» **WHAT YOU ARE ASKED TO DO**
Give the listing again in full, exactly as written.

» **Saved entries**
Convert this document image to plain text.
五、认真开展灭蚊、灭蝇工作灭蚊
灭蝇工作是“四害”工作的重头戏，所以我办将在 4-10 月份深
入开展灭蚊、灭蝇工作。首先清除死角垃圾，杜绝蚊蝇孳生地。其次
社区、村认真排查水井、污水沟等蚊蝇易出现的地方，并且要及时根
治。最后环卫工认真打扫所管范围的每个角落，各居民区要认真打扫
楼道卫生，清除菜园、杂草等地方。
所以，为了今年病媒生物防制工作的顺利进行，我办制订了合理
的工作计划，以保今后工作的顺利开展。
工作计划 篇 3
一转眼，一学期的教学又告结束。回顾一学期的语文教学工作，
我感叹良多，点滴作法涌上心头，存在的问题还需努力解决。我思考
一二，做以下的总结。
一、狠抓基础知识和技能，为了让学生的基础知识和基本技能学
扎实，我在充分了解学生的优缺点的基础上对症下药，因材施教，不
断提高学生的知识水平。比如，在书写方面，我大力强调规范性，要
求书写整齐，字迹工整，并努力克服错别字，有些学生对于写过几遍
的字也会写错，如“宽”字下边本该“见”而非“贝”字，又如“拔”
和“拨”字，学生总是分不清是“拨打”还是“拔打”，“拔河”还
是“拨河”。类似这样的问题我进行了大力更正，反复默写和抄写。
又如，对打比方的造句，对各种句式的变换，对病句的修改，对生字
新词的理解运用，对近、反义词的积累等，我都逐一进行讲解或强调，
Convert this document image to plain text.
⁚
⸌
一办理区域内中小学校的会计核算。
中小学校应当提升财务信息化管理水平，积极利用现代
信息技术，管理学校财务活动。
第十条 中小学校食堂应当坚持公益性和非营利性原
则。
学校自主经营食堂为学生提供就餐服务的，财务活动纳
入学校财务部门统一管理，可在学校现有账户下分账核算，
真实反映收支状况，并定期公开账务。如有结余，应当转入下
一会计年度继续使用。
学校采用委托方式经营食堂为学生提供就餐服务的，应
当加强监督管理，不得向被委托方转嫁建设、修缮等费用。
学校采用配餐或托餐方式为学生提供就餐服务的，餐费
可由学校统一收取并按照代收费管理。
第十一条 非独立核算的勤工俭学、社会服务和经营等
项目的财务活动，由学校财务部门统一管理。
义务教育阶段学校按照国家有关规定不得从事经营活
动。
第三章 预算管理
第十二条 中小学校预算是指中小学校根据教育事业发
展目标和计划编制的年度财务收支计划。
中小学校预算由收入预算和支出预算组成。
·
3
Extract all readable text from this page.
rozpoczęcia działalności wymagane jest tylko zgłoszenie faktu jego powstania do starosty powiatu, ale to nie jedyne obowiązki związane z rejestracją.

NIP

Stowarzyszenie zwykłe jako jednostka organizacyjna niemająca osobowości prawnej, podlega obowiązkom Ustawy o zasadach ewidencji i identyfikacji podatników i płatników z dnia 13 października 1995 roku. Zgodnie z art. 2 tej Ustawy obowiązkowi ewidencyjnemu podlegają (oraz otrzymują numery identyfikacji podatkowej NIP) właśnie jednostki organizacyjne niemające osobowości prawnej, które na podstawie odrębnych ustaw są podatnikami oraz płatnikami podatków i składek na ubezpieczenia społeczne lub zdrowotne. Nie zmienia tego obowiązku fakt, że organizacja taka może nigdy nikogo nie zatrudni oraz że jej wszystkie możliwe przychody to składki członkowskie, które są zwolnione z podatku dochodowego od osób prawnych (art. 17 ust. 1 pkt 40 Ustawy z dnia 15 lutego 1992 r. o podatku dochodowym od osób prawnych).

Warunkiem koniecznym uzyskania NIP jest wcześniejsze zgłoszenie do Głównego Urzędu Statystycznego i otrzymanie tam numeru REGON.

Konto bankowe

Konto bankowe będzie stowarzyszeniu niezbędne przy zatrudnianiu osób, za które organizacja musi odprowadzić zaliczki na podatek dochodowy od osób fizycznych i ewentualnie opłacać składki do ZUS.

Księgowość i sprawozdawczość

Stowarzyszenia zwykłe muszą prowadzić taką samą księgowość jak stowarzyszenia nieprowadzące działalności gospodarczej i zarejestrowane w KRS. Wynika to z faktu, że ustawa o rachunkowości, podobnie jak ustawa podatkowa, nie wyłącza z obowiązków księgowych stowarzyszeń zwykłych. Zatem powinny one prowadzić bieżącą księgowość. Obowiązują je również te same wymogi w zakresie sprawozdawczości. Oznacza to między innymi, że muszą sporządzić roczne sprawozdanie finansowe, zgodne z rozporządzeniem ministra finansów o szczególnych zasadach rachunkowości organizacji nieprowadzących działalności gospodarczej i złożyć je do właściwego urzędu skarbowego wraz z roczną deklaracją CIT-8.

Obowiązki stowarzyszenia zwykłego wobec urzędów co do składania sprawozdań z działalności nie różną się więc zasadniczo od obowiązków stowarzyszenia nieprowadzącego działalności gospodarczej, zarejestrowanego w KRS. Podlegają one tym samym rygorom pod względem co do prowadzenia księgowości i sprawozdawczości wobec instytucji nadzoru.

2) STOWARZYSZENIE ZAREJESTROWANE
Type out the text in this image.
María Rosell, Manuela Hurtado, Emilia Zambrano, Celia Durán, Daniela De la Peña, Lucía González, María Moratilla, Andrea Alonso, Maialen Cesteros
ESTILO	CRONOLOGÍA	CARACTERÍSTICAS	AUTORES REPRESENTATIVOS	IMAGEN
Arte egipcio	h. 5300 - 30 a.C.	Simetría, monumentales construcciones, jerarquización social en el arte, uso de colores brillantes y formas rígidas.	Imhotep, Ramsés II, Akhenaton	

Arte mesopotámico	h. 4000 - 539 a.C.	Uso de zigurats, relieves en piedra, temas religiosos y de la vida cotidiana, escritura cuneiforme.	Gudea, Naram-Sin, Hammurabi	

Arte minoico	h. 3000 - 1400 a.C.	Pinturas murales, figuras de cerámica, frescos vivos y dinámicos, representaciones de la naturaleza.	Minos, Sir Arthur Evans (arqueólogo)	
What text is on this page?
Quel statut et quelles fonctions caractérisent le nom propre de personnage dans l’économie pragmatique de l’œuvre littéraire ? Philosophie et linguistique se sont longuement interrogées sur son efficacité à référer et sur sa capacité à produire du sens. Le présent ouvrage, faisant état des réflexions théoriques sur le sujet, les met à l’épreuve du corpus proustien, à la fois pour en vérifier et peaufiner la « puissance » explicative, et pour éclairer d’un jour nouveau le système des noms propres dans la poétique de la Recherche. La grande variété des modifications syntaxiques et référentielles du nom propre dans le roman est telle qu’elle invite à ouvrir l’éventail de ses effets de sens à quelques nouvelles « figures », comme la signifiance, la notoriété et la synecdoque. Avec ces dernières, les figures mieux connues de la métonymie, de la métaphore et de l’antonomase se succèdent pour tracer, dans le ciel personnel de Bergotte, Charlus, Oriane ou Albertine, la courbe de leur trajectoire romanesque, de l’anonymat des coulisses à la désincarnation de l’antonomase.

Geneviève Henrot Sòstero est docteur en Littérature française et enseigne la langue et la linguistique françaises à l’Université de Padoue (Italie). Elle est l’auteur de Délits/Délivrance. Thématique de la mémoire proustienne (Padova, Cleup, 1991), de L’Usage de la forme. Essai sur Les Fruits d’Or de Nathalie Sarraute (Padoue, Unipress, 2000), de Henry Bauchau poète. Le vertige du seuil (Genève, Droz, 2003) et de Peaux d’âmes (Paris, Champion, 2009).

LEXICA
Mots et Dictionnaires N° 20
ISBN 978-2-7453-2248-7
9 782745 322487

» **FULL RESPONSE**
Convert this document image to plain text.
五、认真开展灭蚊、灭蝇工作灭蚊
灭蝇工作是“四害”工作的重头戏，所以我办将在 4-10 月份深
入开展灭蚊、灭蝇工作。首先清除死角垃圾，杜绝蚊蝇孳生地。其次
社区、村认真排查水井、污水沟等蚊蝇易出现的地方，并且要及时根
治。最后环卫工认真打扫所管范围的每个角落，各居民区要认真打扫
楼道卫生，清除菜园、杂草等地方。
所以，为了今年病媒生物防制工作的顺利进行，我办制订了合理
的工作计划，以保今后工作的顺利开展。
工作计划 篇 3
一转眼，一学期的教学又告结束。回顾一学期的语文教学工作，
我感叹良多，点滴作法涌上心头，存在的问题还需努力解决。我思考
一二，做以下的总结。
一、狠抓基础知识和技能，为了让学生的基础知识和基本技能学
扎实，我在充分了解学生的优缺点的基础上对症下药，因材施教，不
断提高学生的知识水平。比如，在书写方面，我大力强调规范性，要
求书写整齐，字迹工整，并努力克服错别字，有些学生对于写过几遍
的字也会写错，如“宽”字下边本该“见”而非“贝”字，又如“拔”
和“拨”字，学生总是分不清是“拨打”还是“拔打”，“拔河”还
是“拨河”。类似这样的问题我进行了大力更正，反复默写和抄写。
又如，对打比方的造句，对各种句式的变换，对病句的修改，对生字
新词的理解运用，对近、反义词的积累等，我都逐一进行讲解或强调，
Convert this document image to plain text.
⁚
⸌
一办理区域内中小学校的会计核算。
中小学校应当提升财务信息化管理水平，积极利用现代
信息技术，管理学校财务活动。
第十条 中小学校食堂应当坚持公益性和非营利性原
则。
学校自主经营食堂为学生提供就餐服务的，财务活动纳
入学校财务部门统一管理，可在学校现有账户下分账核算，
真实反映收支状况，并定期公开账务。如有结余，应当转入下
一会计年度继续使用。
学校采用委托方式经营食堂为学生提供就餐服务的，应
当加强监督管理，不得向被委托方转嫁建设、修缮等费用。
学校采用配餐或托餐方式为学生提供就餐服务的，餐费
可由学校统一收取并按照代收费管理。
第十一条 非独立核算的勤工俭学、社会服务和经营等
项目的财务活动，由学校财务部门统一管理。
义务教育阶段学校按照国家有关规定不得从事经营活
动。
第三章 预算管理
第十二条 中小学校预算是指中小学校根据教育事业发
展目标和计划编制的年度财务收支计划。
中小学校预算由收入预算和支出预算组成。
·
3
Extract all readable text from this page.
rozpoczęcia działalności wymagane jest tylko zgłoszenie faktu jego powstania do starosty powiatu, ale to nie jedyne obowiązki związane z rejestracją.

NIP

Stowarzyszenie zwykłe jako jednostka organizacyjna niemająca osobowości prawnej, podlega obowiązkom Ustawy o zasadach ewidencji i identyfikacji podatników i płatników z dnia 13 października 1995 roku. Zgodnie z art. 2 tej Ustawy obowiązkowi ewidencyjnemu podlegają (oraz otrzymują numery identyfikacji podatkowej NIP) właśnie jednostki organizacyjne niemające osobowości prawnej, które na podstawie odrębnych ustaw są podatnikami oraz płatnikami podatków i składek na ubezpieczenia społeczne lub zdrowotne. Nie zmienia tego obowiązku fakt, że organizacja taka może nigdy nikogo nie zatrudni oraz że jej wszystkie możliwe przychody to składki członkowskie, które są zwolnione z podatku dochodowego od osób prawnych (art. 17 ust. 1 pkt 40 Ustawy z dnia 15 lutego 1992 r. o podatku dochodowym od osób prawnych).

Warunkiem koniecznym uzyskania NIP jest wcześniejsze zgłoszenie do Głównego Urzędu Statystycznego i otrzymanie tam numeru REGON.

Konto bankowe

Konto bankowe będzie stowarzyszeniu niezbędne przy zatrudnianiu osób, za które organizacja musi odprowadzić zaliczki na podatek dochodowy od osób fizycznych i ewentualnie opłacać składki do ZUS.

Księgowość i sprawozdawczość

Stowarzyszenia zwykłe muszą prowadzić taką samą księgowość jak stowarzyszenia nieprowadzące działalności gospodarczej i zarejestrowane w KRS. Wynika to z faktu, że ustawa o rachunkowości, podobnie jak ustawa podatkowa, nie wyłącza z obowiązków księgowych stowarzyszeń zwykłych. Zatem powinny one prowadzić bieżącą księgowość. Obowiązują je również te same wymogi w zakresie sprawozdawczości. Oznacza to między innymi, że muszą sporządzić roczne sprawozdanie finansowe, zgodne z rozporządzeniem ministra finansów o szczególnych zasadach rachunkowości organizacji nieprowadzących działalności gospodarczej i złożyć je do właściwego urzędu skarbowego wraz z roczną deklaracją CIT-8.

Obowiązki stowarzyszenia zwykłego wobec urzędów co do składania sprawozdań z działalności nie różną się więc zasadniczo od obowiązków stowarzyszenia nieprowadzącego działalności gospodarczej, zarejestrowanego w KRS. Podlegają one tym samym rygorom pod względem co do prowadzenia księgowości i sprawozdawczości wobec instytucji nadzoru.

2) STOWARZYSZENIE ZAREJESTROWANE
Type out the text in this image.
María Rosell, Manuela Hurtado, Emilia Zambrano, Celia Durán, Daniela De la Peña, Lucía González, María Moratilla, Andrea Alonso, Maialen Cesteros
ESTILO	CRONOLOGÍA	CARACTERÍSTICAS	AUTORES REPRESENTATIVOS	IMAGEN
Arte egipcio	h. 5300 - 30 a.C.	Simetría, monumentales construcciones, jerarquización social en el arte, uso de colores brillantes y formas rígidas.	Imhotep, Ramsés II, Akhenaton	

Arte mesopotámico	h. 4000 - 539 a.C.	Uso de zigurats, relieves en piedra, temas religiosos y de la vida cotidiana, escritura cuneiforme.	Gudea, Naram-Sin, Hammurabi	

Arte minoico	h. 3000 - 1400 a.C.	Pinturas murales, figuras de cerámica, frescos vivos y dinámicos, representaciones de la naturaleza.	Minos, Sir Arthur Evans (arqueólogo)	
What text is on this page?
Quel statut et quelles fonctions caractérisent le nom propre de personnage dans l’économie pragmatique de l’œuvre littéraire ? Philosophie et linguistique se sont longuement interrogées sur son efficacité à référer et sur sa capacité à produire du sens. Le présent ouvrage, faisant état des réflexions théoriques sur le sujet, les met à l’épreuve du corpus proustien, à la fois pour en vérifier et peaufiner la « puissance » explicative, et pour éclairer d’un jour nouveau le système des noms propres dans la poétique de la Recherche. La grande variété des modifications syntaxiques et référentielles du nom propre dans le roman est telle qu’elle invite à ouvrir l’éventail de ses effets de sens à quelques nouvelles « figures », comme la signifiance, la notoriété et la synecdoque. Avec ces dernières, les figures mieux connues de la métonymie, de la métaphore et de l’antonomase se succèdent pour tracer, dans le ciel personnel de Bergotte, Charlus, Oriane ou Albertine, la courbe de leur trajectoire romanesque, de l’anonymat des coulisses à la désincarnation de l’antonomase.

Geneviève Henrot Sòstero est docteur en Littérature française et enseigne la langue et la linguistique françaises à l’Université de Padoue (Italie). Elle est l’auteur de Délits/Délivrance. Thématique de la mémoire proustienne (Padova, Cleup, 1991), de L’Usage de la forme. Essai sur Les Fruits d’Or de Nathalie Sarraute (Padoue, Unipress, 2000), de Henry Bauchau poète. Le vertige du seuil (Genève, Droz, 2003) et de Peaux d’âmes (Paris, Champion, 2009).

LEXICA
Mots et Dictionnaires N° 20
ISBN 978-2-7453-2248-7
9 782745 322487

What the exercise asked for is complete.